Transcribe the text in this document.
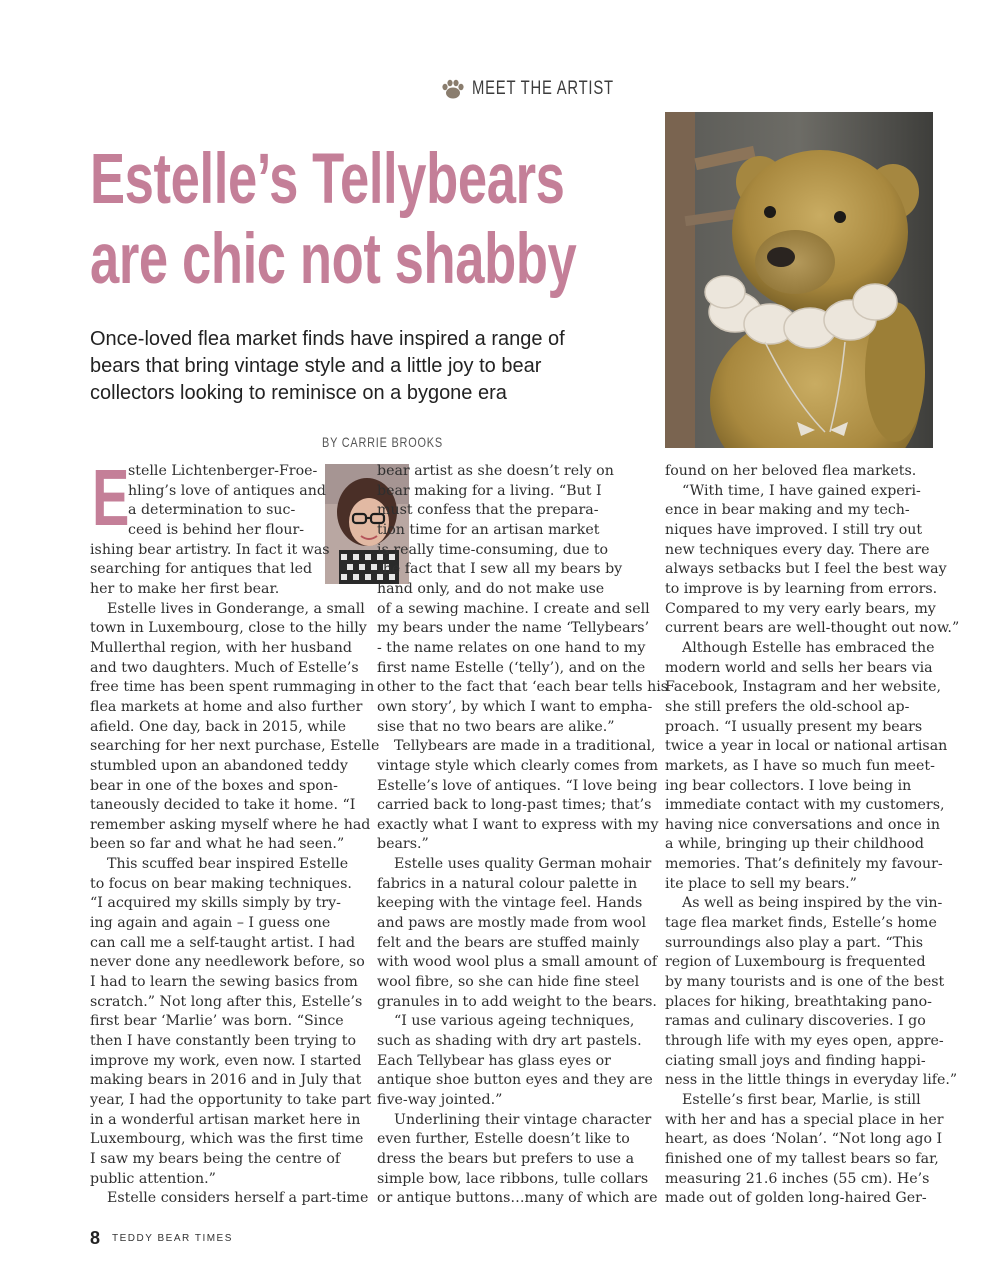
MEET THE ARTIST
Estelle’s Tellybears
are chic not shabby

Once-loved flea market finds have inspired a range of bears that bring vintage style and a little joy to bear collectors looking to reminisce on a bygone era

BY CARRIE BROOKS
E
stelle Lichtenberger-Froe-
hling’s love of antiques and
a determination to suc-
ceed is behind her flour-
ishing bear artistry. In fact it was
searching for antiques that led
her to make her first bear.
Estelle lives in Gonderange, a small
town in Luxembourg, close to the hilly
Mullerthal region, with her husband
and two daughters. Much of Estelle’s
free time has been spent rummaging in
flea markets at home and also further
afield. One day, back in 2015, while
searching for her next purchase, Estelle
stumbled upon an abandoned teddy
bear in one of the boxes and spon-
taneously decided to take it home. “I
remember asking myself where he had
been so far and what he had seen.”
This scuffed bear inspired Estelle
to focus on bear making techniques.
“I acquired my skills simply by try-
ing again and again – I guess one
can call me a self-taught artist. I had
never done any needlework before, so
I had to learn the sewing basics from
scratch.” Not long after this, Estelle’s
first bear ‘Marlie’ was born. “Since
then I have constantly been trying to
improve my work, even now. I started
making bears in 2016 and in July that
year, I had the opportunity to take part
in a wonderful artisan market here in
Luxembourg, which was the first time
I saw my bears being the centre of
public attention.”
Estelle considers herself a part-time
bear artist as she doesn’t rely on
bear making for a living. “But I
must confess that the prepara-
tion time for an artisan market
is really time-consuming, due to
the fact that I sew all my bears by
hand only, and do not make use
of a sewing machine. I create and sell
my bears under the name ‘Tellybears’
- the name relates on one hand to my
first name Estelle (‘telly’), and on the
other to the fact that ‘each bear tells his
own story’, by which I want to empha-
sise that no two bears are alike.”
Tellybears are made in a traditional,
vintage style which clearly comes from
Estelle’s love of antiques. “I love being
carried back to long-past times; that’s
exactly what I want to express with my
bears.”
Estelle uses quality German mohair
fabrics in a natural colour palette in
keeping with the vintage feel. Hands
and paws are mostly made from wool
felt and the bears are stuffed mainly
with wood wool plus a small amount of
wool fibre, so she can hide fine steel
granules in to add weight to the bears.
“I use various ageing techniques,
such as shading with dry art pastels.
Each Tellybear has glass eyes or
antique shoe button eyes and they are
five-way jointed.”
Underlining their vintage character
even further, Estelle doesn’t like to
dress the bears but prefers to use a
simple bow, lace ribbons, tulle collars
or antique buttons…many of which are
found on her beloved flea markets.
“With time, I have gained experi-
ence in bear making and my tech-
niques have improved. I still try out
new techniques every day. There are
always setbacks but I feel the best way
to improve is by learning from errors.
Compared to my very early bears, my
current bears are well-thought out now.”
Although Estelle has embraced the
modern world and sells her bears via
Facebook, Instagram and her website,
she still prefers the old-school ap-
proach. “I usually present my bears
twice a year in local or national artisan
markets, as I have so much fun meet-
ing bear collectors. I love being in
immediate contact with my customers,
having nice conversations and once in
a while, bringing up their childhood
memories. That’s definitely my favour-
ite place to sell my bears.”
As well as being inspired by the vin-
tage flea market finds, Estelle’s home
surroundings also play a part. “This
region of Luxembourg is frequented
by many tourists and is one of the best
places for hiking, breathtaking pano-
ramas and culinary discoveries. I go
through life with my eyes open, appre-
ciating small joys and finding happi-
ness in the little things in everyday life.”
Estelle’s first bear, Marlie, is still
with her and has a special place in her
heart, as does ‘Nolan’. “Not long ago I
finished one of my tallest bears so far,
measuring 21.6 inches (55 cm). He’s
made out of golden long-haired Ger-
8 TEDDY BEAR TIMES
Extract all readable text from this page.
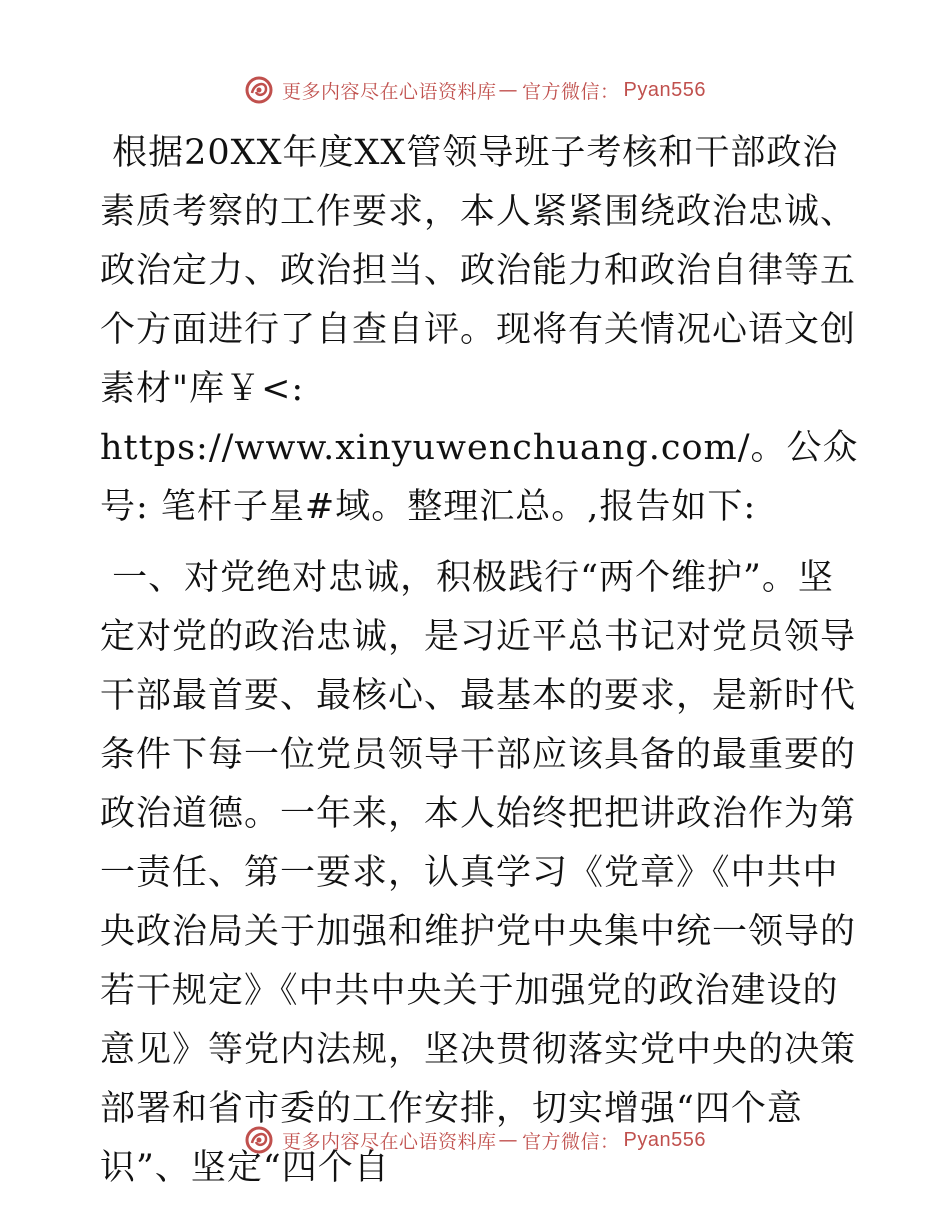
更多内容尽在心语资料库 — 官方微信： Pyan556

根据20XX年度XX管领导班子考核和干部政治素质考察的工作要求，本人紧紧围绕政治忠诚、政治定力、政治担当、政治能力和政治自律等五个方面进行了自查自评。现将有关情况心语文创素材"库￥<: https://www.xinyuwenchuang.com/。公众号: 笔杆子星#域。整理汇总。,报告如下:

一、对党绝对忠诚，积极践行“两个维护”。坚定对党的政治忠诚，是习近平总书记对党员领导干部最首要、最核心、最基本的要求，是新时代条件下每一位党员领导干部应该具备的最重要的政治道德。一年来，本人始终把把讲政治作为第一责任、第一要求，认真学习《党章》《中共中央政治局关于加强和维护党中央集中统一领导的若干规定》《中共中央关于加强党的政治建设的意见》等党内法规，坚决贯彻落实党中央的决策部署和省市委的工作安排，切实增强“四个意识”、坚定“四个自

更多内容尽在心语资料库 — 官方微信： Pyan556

____

Write out all the entries again, word for word, and print no images.

» **Output below**
Transcribe the text in this document.
MEET THE ARTIST
Estelle’s Tellybears
are chic not shabby

Once-loved flea market finds have inspired a range of bears that bring vintage style and a little joy to bear collectors looking to reminisce on a bygone era

BY CARRIE BROOKS
E
stelle Lichtenberger-Froe-
hling’s love of antiques and
a determination to suc-
ceed is behind her flour-
ishing bear artistry. In fact it was
searching for antiques that led
her to make her first bear.
Estelle lives in Gonderange, a small
town in Luxembourg, close to the hilly
Mullerthal region, with her husband
and two daughters. Much of Estelle’s
free time has been spent rummaging in
flea markets at home and also further
afield. One day, back in 2015, while
searching for her next purchase, Estelle
stumbled upon an abandoned teddy
bear in one of the boxes and spon-
taneously decided to take it home. “I
remember asking myself where he had
been so far and what he had seen.”
This scuffed bear inspired Estelle
to focus on bear making techniques.
“I acquired my skills simply by try-
ing again and again – I guess one
can call me a self-taught artist. I had
never done any needlework before, so
I had to learn the sewing basics from
scratch.” Not long after this, Estelle’s
first bear ‘Marlie’ was born. “Since
then I have constantly been trying to
improve my work, even now. I started
making bears in 2016 and in July that
year, I had the opportunity to take part
in a wonderful artisan market here in
Luxembourg, which was the first time
I saw my bears being the centre of
public attention.”
Estelle considers herself a part-time
bear artist as she doesn’t rely on
bear making for a living. “But I
must confess that the prepara-
tion time for an artisan market
is really time-consuming, due to
the fact that I sew all my bears by
hand only, and do not make use
of a sewing machine. I create and sell
my bears under the name ‘Tellybears’
- the name relates on one hand to my
first name Estelle (‘telly’), and on the
other to the fact that ‘each bear tells his
own story’, by which I want to empha-
sise that no two bears are alike.”
Tellybears are made in a traditional,
vintage style which clearly comes from
Estelle’s love of antiques. “I love being
carried back to long-past times; that’s
exactly what I want to express with my
bears.”
Estelle uses quality German mohair
fabrics in a natural colour palette in
keeping with the vintage feel. Hands
and paws are mostly made from wool
felt and the bears are stuffed mainly
with wood wool plus a small amount of
wool fibre, so she can hide fine steel
granules in to add weight to the bears.
“I use various ageing techniques,
such as shading with dry art pastels.
Each Tellybear has glass eyes or
antique shoe button eyes and they are
five-way jointed.”
Underlining their vintage character
even further, Estelle doesn’t like to
dress the bears but prefers to use a
simple bow, lace ribbons, tulle collars
or antique buttons…many of which are
found on her beloved flea markets.
“With time, I have gained experi-
ence in bear making and my tech-
niques have improved. I still try out
new techniques every day. There are
always setbacks but I feel the best way
to improve is by learning from errors.
Compared to my very early bears, my
current bears are well-thought out now.”
Although Estelle has embraced the
modern world and sells her bears via
Facebook, Instagram and her website,
she still prefers the old-school ap-
proach. “I usually present my bears
twice a year in local or national artisan
markets, as I have so much fun meet-
ing bear collectors. I love being in
immediate contact with my customers,
having nice conversations and once in
a while, bringing up their childhood
memories. That’s definitely my favour-
ite place to sell my bears.”
As well as being inspired by the vin-
tage flea market finds, Estelle’s home
surroundings also play a part. “This
region of Luxembourg is frequented
by many tourists and is one of the best
places for hiking, breathtaking pano-
ramas and culinary discoveries. I go
through life with my eyes open, appre-
ciating small joys and finding happi-
ness in the little things in everyday life.”
Estelle’s first bear, Marlie, is still
with her and has a special place in her
heart, as does ‘Nolan’. “Not long ago I
finished one of my tallest bears so far,
measuring 21.6 inches (55 cm). He’s
made out of golden long-haired Ger-
8 TEDDY BEAR TIMES
Extract all readable text from this page.
更多内容尽在心语资料库 — 官方微信： Pyan556

根据20XX年度XX管领导班子考核和干部政治素质考察的工作要求，本人紧紧围绕政治忠诚、政治定力、政治担当、政治能力和政治自律等五个方面进行了自查自评。现将有关情况心语文创素材"库￥<: https://www.xinyuwenchuang.com/。公众号: 笔杆子星#域。整理汇总。,报告如下:

一、对党绝对忠诚，积极践行“两个维护”。坚定对党的政治忠诚，是习近平总书记对党员领导干部最首要、最核心、最基本的要求，是新时代条件下每一位党员领导干部应该具备的最重要的政治道德。一年来，本人始终把把讲政治作为第一责任、第一要求，认真学习《党章》《中共中央政治局关于加强和维护党中央集中统一领导的若干规定》《中共中央关于加强党的政治建设的意见》等党内法规，坚决贯彻落实党中央的决策部署和省市委的工作安排，切实增强“四个意识”、坚定“四个自

更多内容尽在心语资料库 — 官方微信： Pyan556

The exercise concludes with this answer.